* _GOAL_
Transcribe the listing that follows in full, omitting pictures.

[Dataset rows about figures]

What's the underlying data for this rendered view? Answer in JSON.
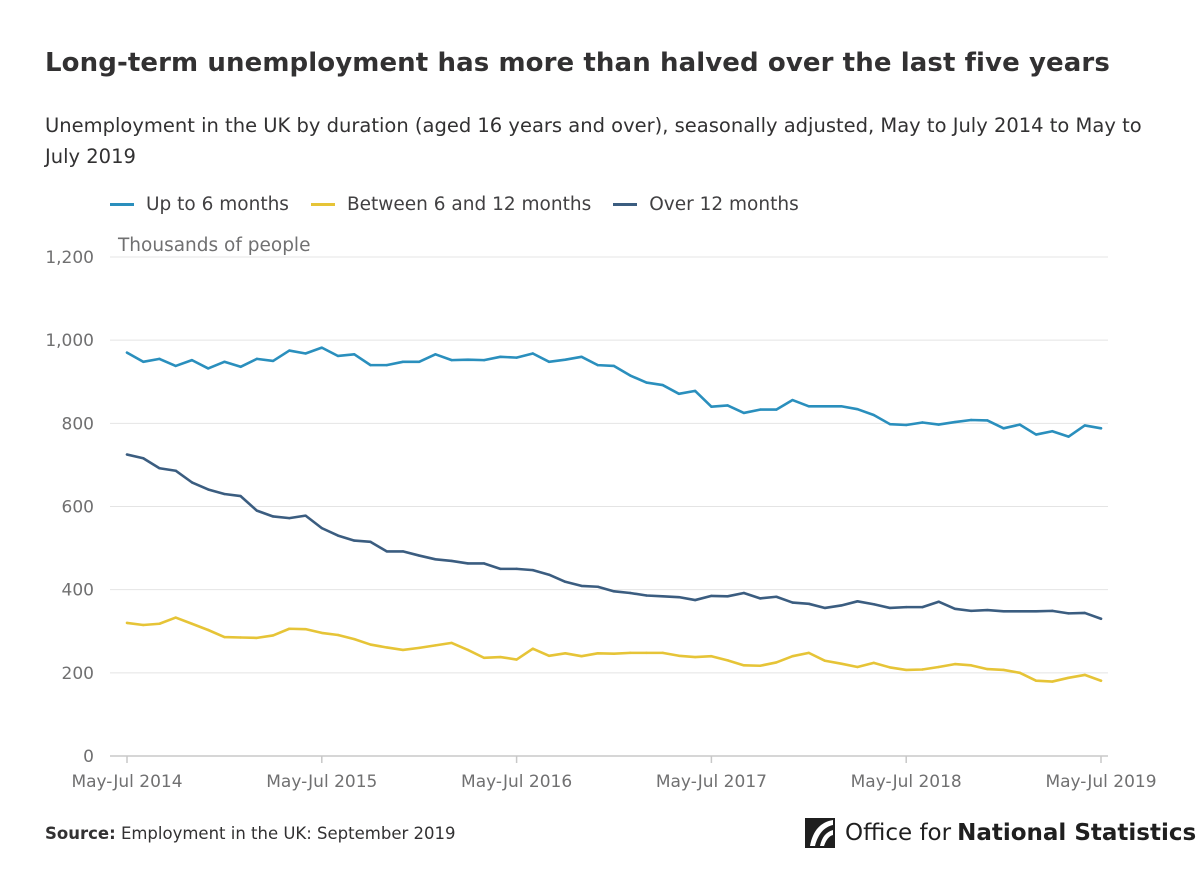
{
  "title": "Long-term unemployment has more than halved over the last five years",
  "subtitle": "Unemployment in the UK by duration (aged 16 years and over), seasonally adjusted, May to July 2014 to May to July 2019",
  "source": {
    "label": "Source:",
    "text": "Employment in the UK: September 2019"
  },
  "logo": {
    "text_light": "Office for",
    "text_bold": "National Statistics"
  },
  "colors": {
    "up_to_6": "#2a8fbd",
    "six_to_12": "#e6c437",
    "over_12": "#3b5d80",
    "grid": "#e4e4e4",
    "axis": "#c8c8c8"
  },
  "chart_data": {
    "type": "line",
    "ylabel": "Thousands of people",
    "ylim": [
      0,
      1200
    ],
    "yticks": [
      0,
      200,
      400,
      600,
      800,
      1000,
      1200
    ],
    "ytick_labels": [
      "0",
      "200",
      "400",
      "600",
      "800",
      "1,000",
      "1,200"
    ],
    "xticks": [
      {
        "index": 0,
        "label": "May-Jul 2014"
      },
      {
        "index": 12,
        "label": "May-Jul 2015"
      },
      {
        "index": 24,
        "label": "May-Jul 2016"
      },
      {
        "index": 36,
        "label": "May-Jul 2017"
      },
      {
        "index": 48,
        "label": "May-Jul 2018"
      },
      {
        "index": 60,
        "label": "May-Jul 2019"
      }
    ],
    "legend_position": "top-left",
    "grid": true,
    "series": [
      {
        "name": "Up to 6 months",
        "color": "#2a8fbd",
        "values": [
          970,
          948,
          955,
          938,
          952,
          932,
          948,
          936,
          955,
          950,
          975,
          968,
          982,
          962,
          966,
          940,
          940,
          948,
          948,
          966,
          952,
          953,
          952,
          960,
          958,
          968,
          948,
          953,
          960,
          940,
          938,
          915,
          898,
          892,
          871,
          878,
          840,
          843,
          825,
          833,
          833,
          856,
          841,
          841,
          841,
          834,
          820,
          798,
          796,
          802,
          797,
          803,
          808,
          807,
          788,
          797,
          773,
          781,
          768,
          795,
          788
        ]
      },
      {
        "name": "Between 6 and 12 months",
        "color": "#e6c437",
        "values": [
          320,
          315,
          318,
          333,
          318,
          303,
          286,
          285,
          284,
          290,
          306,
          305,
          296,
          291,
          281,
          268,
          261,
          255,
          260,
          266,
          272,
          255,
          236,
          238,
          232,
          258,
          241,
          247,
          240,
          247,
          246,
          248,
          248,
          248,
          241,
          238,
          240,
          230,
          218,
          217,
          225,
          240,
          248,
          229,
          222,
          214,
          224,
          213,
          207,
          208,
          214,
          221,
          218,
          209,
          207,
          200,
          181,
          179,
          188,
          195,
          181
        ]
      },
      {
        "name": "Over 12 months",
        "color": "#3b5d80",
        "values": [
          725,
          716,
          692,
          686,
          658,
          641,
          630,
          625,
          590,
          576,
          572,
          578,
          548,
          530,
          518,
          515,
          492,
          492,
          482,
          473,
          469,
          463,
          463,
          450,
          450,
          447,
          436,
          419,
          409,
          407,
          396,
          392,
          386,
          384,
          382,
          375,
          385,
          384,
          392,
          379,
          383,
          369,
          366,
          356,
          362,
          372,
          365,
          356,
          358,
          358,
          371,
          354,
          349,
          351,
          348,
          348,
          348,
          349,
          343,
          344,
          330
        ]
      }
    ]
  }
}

* _RESPONSE TO THE EXERCISE_
What's the underlying data for this rendered view? Answer in JSON.
{
  "title": "Long-term unemployment has more than halved over the last five years",
  "subtitle": "Unemployment in the UK by duration (aged 16 years and over), seasonally adjusted, May to July 2014 to May to July 2019",
  "source": {
    "label": "Source:",
    "text": "Employment in the UK: September 2019"
  },
  "logo": {
    "text_light": "Office for",
    "text_bold": "National Statistics"
  },
  "colors": {
    "up_to_6": "#2a8fbd",
    "six_to_12": "#e6c437",
    "over_12": "#3b5d80",
    "grid": "#e4e4e4",
    "axis": "#c8c8c8"
  },
  "chart_data": {
    "type": "line",
    "ylabel": "Thousands of people",
    "ylim": [
      0,
      1200
    ],
    "yticks": [
      0,
      200,
      400,
      600,
      800,
      1000,
      1200
    ],
    "ytick_labels": [
      "0",
      "200",
      "400",
      "600",
      "800",
      "1,000",
      "1,200"
    ],
    "xticks": [
      {
        "index": 0,
        "label": "May-Jul 2014"
      },
      {
        "index": 12,
        "label": "May-Jul 2015"
      },
      {
        "index": 24,
        "label": "May-Jul 2016"
      },
      {
        "index": 36,
        "label": "May-Jul 2017"
      },
      {
        "index": 48,
        "label": "May-Jul 2018"
      },
      {
        "index": 60,
        "label": "May-Jul 2019"
      }
    ],
    "legend_position": "top-left",
    "grid": true,
    "series": [
      {
        "name": "Up to 6 months",
        "color": "#2a8fbd",
        "values": [
          970,
          948,
          955,
          938,
          952,
          932,
          948,
          936,
          955,
          950,
          975,
          968,
          982,
          962,
          966,
          940,
          940,
          948,
          948,
          966,
          952,
          953,
          952,
          960,
          958,
          968,
          948,
          953,
          960,
          940,
          938,
          915,
          898,
          892,
          871,
          878,
          840,
          843,
          825,
          833,
          833,
          856,
          841,
          841,
          841,
          834,
          820,
          798,
          796,
          802,
          797,
          803,
          808,
          807,
          788,
          797,
          773,
          781,
          768,
          795,
          788
        ]
      },
      {
        "name": "Between 6 and 12 months",
        "color": "#e6c437",
        "values": [
          320,
          315,
          318,
          333,
          318,
          303,
          286,
          285,
          284,
          290,
          306,
          305,
          296,
          291,
          281,
          268,
          261,
          255,
          260,
          266,
          272,
          255,
          236,
          238,
          232,
          258,
          241,
          247,
          240,
          247,
          246,
          248,
          248,
          248,
          241,
          238,
          240,
          230,
          218,
          217,
          225,
          240,
          248,
          229,
          222,
          214,
          224,
          213,
          207,
          208,
          214,
          221,
          218,
          209,
          207,
          200,
          181,
          179,
          188,
          195,
          181
        ]
      },
      {
        "name": "Over 12 months",
        "color": "#3b5d80",
        "values": [
          725,
          716,
          692,
          686,
          658,
          641,
          630,
          625,
          590,
          576,
          572,
          578,
          548,
          530,
          518,
          515,
          492,
          492,
          482,
          473,
          469,
          463,
          463,
          450,
          450,
          447,
          436,
          419,
          409,
          407,
          396,
          392,
          386,
          384,
          382,
          375,
          385,
          384,
          392,
          379,
          383,
          369,
          366,
          356,
          362,
          372,
          365,
          356,
          358,
          358,
          371,
          354,
          349,
          351,
          348,
          348,
          348,
          349,
          343,
          344,
          330
        ]
      }
    ]
  }
}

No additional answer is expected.